- TASK TO CARRY OUT:
Copy every line of the data exactly, leaving nothing out.

- THE DATA:
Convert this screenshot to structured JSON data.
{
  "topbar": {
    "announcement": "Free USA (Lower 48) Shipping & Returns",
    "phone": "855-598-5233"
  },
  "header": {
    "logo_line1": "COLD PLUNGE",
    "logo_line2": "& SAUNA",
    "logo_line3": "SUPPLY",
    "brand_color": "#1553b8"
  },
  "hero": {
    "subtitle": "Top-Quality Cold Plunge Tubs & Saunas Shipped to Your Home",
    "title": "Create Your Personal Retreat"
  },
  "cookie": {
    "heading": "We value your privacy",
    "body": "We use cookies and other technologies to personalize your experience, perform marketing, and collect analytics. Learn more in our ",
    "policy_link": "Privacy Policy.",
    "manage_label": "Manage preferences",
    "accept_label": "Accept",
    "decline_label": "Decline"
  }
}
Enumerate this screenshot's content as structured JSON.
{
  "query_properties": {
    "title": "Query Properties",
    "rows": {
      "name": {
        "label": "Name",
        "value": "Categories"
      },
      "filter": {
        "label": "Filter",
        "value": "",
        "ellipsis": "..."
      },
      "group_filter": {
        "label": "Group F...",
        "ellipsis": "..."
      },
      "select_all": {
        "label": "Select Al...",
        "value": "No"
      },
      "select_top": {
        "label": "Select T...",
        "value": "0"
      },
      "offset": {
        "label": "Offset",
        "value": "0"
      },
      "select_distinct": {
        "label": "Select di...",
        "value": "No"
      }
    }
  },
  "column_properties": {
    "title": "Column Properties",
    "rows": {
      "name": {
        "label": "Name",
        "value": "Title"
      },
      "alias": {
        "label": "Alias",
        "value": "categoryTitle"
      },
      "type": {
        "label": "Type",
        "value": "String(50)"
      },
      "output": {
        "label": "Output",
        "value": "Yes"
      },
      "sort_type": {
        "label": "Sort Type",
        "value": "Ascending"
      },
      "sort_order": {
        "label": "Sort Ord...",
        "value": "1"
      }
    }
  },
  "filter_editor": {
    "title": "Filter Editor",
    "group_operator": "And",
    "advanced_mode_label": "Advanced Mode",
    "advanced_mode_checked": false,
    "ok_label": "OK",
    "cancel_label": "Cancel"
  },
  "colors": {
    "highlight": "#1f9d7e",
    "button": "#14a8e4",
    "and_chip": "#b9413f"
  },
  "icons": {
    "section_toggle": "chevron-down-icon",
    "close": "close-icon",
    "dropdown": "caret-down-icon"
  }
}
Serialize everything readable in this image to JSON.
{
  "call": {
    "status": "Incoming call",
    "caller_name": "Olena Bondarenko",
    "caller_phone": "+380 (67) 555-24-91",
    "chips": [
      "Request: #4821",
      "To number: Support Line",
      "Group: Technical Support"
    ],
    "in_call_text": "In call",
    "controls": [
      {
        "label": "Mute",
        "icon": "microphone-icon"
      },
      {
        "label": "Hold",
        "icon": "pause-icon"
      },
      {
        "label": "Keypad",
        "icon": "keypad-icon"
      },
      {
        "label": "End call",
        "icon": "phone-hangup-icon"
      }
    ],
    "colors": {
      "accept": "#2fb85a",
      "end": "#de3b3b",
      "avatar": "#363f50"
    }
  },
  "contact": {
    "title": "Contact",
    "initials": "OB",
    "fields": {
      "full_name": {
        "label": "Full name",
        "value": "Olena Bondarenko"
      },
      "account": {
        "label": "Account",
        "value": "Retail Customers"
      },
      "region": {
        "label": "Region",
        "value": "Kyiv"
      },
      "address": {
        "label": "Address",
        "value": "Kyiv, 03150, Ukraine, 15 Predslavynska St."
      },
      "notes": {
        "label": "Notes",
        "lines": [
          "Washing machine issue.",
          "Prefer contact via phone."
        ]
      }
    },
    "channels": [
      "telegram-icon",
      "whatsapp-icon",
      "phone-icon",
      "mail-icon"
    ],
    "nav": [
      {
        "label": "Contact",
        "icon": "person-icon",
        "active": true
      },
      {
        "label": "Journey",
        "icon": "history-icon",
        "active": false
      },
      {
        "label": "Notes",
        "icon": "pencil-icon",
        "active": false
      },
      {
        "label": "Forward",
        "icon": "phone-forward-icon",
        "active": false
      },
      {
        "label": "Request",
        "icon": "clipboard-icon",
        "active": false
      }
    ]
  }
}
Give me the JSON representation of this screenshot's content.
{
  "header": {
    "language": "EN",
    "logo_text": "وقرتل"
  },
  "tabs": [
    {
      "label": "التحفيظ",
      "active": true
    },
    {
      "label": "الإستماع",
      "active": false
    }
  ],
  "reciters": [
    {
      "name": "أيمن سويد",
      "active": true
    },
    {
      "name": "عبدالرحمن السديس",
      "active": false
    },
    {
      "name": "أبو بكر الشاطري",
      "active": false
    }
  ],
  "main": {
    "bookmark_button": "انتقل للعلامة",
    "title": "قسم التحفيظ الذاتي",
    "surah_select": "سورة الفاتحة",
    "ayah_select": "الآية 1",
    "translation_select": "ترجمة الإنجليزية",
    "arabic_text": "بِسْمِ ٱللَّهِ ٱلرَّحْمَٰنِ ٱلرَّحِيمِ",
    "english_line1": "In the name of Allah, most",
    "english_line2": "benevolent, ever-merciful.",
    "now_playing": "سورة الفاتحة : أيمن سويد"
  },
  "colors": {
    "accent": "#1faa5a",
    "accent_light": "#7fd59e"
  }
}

- THE REPLY:
Convert this screenshot to structured JSON data.
{
  "topbar": {
    "announcement": "Free USA (Lower 48) Shipping & Returns",
    "phone": "855-598-5233"
  },
  "header": {
    "logo_line1": "COLD PLUNGE",
    "logo_line2": "& SAUNA",
    "logo_line3": "SUPPLY",
    "brand_color": "#1553b8"
  },
  "hero": {
    "subtitle": "Top-Quality Cold Plunge Tubs & Saunas Shipped to Your Home",
    "title": "Create Your Personal Retreat"
  },
  "cookie": {
    "heading": "We value your privacy",
    "body": "We use cookies and other technologies to personalize your experience, perform marketing, and collect analytics. Learn more in our ",
    "policy_link": "Privacy Policy.",
    "manage_label": "Manage preferences",
    "accept_label": "Accept",
    "decline_label": "Decline"
  }
}
Enumerate this screenshot's content as structured JSON.
{
  "query_properties": {
    "title": "Query Properties",
    "rows": {
      "name": {
        "label": "Name",
        "value": "Categories"
      },
      "filter": {
        "label": "Filter",
        "value": "",
        "ellipsis": "..."
      },
      "group_filter": {
        "label": "Group F...",
        "ellipsis": "..."
      },
      "select_all": {
        "label": "Select Al...",
        "value": "No"
      },
      "select_top": {
        "label": "Select T...",
        "value": "0"
      },
      "offset": {
        "label": "Offset",
        "value": "0"
      },
      "select_distinct": {
        "label": "Select di...",
        "value": "No"
      }
    }
  },
  "column_properties": {
    "title": "Column Properties",
    "rows": {
      "name": {
        "label": "Name",
        "value": "Title"
      },
      "alias": {
        "label": "Alias",
        "value": "categoryTitle"
      },
      "type": {
        "label": "Type",
        "value": "String(50)"
      },
      "output": {
        "label": "Output",
        "value": "Yes"
      },
      "sort_type": {
        "label": "Sort Type",
        "value": "Ascending"
      },
      "sort_order": {
        "label": "Sort Ord...",
        "value": "1"
      }
    }
  },
  "filter_editor": {
    "title": "Filter Editor",
    "group_operator": "And",
    "advanced_mode_label": "Advanced Mode",
    "advanced_mode_checked": false,
    "ok_label": "OK",
    "cancel_label": "Cancel"
  },
  "colors": {
    "highlight": "#1f9d7e",
    "button": "#14a8e4",
    "and_chip": "#b9413f"
  },
  "icons": {
    "section_toggle": "chevron-down-icon",
    "close": "close-icon",
    "dropdown": "caret-down-icon"
  }
}
Serialize everything readable in this image to JSON.
{
  "call": {
    "status": "Incoming call",
    "caller_name": "Olena Bondarenko",
    "caller_phone": "+380 (67) 555-24-91",
    "chips": [
      "Request: #4821",
      "To number: Support Line",
      "Group: Technical Support"
    ],
    "in_call_text": "In call",
    "controls": [
      {
        "label": "Mute",
        "icon": "microphone-icon"
      },
      {
        "label": "Hold",
        "icon": "pause-icon"
      },
      {
        "label": "Keypad",
        "icon": "keypad-icon"
      },
      {
        "label": "End call",
        "icon": "phone-hangup-icon"
      }
    ],
    "colors": {
      "accept": "#2fb85a",
      "end": "#de3b3b",
      "avatar": "#363f50"
    }
  },
  "contact": {
    "title": "Contact",
    "initials": "OB",
    "fields": {
      "full_name": {
        "label": "Full name",
        "value": "Olena Bondarenko"
      },
      "account": {
        "label": "Account",
        "value": "Retail Customers"
      },
      "region": {
        "label": "Region",
        "value": "Kyiv"
      },
      "address": {
        "label": "Address",
        "value": "Kyiv, 03150, Ukraine, 15 Predslavynska St."
      },
      "notes": {
        "label": "Notes",
        "lines": [
          "Washing machine issue.",
          "Prefer contact via phone."
        ]
      }
    },
    "channels": [
      "telegram-icon",
      "whatsapp-icon",
      "phone-icon",
      "mail-icon"
    ],
    "nav": [
      {
        "label": "Contact",
        "icon": "person-icon",
        "active": true
      },
      {
        "label": "Journey",
        "icon": "history-icon",
        "active": false
      },
      {
        "label": "Notes",
        "icon": "pencil-icon",
        "active": false
      },
      {
        "label": "Forward",
        "icon": "phone-forward-icon",
        "active": false
      },
      {
        "label": "Request",
        "icon": "clipboard-icon",
        "active": false
      }
    ]
  }
}
Give me the JSON representation of this screenshot's content.
{
  "header": {
    "language": "EN",
    "logo_text": "وقرتل"
  },
  "tabs": [
    {
      "label": "التحفيظ",
      "active": true
    },
    {
      "label": "الإستماع",
      "active": false
    }
  ],
  "reciters": [
    {
      "name": "أيمن سويد",
      "active": true
    },
    {
      "name": "عبدالرحمن السديس",
      "active": false
    },
    {
      "name": "أبو بكر الشاطري",
      "active": false
    }
  ],
  "main": {
    "bookmark_button": "انتقل للعلامة",
    "title": "قسم التحفيظ الذاتي",
    "surah_select": "سورة الفاتحة",
    "ayah_select": "الآية 1",
    "translation_select": "ترجمة الإنجليزية",
    "arabic_text": "بِسْمِ ٱللَّهِ ٱلرَّحْمَٰنِ ٱلرَّحِيمِ",
    "english_line1": "In the name of Allah, most",
    "english_line2": "benevolent, ever-merciful.",
    "now_playing": "سورة الفاتحة : أيمن سويد"
  },
  "colors": {
    "accent": "#1faa5a",
    "accent_light": "#7fd59e"
  }
}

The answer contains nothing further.